Data entries for graphics
☆ ☆ ☆ ☆ ☆ ☆ ☆

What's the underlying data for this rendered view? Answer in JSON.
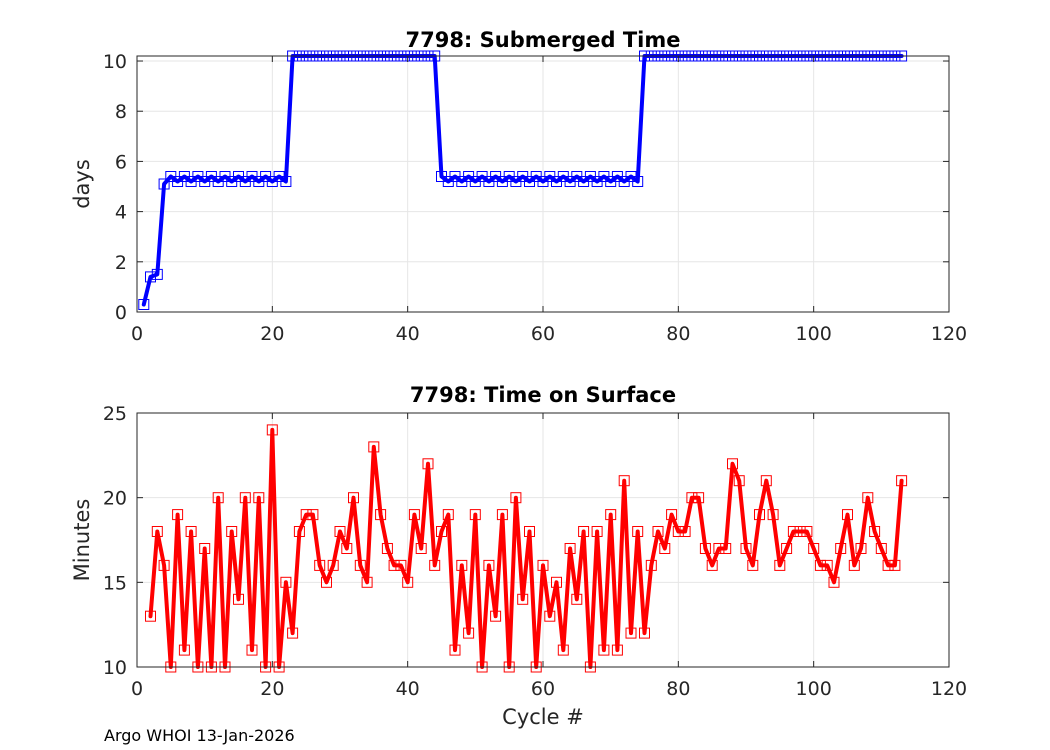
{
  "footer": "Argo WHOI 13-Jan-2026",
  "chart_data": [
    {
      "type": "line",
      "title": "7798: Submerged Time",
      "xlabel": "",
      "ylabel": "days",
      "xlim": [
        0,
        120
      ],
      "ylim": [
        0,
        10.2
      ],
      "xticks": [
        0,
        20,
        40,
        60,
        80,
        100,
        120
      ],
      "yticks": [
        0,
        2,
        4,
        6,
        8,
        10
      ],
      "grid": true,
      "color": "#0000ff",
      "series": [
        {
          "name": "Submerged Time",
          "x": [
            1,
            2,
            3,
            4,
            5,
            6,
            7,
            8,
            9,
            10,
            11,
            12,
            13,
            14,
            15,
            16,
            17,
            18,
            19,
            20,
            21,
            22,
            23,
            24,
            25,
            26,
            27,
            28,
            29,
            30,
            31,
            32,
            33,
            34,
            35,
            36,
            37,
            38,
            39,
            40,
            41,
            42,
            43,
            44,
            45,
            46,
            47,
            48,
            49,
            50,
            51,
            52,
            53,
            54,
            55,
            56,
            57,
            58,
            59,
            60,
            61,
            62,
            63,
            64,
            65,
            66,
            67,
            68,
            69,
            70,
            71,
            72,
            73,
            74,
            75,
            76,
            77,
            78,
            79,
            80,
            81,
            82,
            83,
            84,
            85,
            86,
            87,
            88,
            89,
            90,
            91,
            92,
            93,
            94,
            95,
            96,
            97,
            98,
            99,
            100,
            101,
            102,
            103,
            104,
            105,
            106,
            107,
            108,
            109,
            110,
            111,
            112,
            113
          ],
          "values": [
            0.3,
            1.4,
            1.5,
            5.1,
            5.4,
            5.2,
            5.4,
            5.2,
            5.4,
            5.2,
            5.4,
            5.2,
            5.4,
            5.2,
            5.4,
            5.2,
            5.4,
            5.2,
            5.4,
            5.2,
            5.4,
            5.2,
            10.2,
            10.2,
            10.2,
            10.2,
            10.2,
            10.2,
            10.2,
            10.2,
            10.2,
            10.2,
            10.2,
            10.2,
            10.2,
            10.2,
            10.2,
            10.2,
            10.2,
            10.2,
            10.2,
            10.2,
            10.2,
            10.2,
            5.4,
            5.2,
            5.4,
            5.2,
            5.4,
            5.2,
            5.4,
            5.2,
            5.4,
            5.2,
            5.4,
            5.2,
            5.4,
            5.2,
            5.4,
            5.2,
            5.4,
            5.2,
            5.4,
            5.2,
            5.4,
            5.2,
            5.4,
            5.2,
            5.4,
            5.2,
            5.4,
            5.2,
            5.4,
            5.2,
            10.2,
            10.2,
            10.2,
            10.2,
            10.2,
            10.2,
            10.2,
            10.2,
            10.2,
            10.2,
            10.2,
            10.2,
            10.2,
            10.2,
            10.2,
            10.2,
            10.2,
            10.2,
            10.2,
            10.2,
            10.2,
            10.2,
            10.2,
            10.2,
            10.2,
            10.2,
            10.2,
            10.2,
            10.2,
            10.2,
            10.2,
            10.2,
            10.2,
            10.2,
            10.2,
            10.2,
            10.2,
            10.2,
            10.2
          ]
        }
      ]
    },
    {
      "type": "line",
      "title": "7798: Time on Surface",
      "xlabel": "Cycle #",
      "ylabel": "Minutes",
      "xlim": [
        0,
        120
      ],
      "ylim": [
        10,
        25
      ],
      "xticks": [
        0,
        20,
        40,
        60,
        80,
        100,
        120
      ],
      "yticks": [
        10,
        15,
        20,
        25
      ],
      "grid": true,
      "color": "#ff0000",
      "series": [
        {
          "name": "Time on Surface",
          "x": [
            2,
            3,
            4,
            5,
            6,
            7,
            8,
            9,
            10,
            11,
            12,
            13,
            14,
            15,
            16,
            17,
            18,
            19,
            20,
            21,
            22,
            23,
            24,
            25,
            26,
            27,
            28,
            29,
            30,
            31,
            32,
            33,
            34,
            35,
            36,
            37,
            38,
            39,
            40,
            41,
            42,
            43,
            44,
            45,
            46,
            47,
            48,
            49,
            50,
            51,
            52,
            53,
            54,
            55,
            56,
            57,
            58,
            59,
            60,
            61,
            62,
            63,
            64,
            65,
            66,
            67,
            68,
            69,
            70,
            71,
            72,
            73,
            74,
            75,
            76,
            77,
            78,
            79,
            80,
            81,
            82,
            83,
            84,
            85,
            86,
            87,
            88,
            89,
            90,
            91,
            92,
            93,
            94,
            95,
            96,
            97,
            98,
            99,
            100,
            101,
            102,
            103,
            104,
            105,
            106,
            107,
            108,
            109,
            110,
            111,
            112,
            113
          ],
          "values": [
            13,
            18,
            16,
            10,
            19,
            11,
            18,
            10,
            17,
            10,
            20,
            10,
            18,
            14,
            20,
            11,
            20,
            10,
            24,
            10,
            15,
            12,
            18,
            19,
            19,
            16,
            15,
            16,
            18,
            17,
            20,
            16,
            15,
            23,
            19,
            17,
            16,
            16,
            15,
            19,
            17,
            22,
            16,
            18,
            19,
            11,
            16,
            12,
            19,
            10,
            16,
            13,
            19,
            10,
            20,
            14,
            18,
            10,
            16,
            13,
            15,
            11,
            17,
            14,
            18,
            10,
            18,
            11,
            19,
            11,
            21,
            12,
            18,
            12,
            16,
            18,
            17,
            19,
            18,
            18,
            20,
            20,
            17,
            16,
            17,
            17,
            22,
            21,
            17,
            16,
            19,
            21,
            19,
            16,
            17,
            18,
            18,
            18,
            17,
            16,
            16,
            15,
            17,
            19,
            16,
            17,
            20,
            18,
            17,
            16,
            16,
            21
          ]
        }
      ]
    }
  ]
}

☆ ☆ ☆ ☆ ☆ ☆ ☆

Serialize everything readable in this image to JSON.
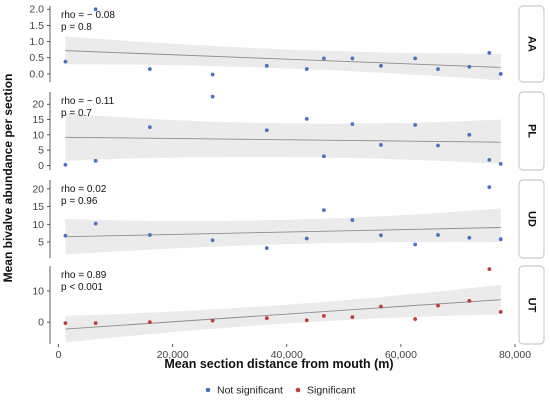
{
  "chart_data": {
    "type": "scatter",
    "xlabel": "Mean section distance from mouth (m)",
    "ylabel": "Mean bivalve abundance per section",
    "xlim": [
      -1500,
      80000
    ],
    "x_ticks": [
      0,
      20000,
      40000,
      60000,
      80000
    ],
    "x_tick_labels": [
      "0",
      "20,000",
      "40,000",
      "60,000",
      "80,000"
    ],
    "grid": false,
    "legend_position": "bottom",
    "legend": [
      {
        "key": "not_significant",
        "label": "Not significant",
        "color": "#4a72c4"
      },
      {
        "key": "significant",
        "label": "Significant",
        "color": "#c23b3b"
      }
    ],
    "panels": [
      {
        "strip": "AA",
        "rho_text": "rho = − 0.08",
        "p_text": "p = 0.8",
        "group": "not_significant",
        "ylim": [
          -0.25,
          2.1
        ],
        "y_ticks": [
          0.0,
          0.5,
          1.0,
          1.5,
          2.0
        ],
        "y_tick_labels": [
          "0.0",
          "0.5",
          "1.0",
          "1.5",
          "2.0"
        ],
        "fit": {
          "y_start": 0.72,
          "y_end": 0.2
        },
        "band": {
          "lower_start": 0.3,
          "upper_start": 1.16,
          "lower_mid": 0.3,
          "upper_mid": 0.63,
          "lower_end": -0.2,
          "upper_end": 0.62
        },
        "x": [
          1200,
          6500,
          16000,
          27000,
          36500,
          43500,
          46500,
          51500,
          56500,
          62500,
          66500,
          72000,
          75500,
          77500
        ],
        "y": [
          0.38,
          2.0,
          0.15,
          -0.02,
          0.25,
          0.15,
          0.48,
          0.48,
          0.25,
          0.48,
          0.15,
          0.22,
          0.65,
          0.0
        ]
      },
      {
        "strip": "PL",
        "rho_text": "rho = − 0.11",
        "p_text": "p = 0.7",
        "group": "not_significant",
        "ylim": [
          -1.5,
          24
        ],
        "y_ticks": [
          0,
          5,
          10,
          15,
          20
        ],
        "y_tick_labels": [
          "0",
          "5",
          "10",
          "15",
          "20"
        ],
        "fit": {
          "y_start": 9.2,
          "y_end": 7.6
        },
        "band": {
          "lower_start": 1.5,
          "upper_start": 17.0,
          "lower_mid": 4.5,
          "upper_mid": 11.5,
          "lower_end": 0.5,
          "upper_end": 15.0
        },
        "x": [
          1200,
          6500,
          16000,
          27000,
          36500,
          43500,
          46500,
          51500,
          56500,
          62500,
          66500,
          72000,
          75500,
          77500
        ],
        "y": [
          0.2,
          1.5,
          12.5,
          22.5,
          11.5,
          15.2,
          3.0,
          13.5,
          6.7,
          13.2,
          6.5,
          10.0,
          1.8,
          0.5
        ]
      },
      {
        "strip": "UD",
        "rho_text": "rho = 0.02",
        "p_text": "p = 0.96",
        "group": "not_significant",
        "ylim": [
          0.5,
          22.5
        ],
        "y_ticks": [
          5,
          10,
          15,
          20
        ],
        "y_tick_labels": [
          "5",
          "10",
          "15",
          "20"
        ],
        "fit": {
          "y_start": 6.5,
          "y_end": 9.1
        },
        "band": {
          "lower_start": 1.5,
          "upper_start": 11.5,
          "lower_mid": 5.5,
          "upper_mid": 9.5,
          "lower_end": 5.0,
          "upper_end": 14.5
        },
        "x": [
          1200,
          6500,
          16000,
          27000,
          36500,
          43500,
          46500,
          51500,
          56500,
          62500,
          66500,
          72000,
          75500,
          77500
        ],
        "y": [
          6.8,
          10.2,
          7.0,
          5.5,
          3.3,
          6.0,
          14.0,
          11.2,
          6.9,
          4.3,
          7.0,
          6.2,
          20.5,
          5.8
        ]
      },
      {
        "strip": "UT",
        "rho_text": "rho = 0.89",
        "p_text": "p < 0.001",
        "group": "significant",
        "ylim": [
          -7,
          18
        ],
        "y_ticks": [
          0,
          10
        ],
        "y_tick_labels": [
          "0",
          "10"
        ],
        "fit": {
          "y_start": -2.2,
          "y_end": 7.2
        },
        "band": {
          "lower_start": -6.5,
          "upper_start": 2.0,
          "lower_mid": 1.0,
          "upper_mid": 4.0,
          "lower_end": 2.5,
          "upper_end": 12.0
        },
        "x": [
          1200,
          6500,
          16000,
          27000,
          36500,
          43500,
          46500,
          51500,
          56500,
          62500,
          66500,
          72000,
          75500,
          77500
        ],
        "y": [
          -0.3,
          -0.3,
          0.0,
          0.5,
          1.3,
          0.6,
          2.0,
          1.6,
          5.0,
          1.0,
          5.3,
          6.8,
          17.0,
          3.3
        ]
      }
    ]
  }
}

☆ ☆ ☆ ☆ ☆ ☆ ☆

■ Problem to work on:
From the listing above, copy every line that holds the string "Submerged".

■ Task solution:
      "title": "7798: Submerged Time",
          "name": "Submerged Time",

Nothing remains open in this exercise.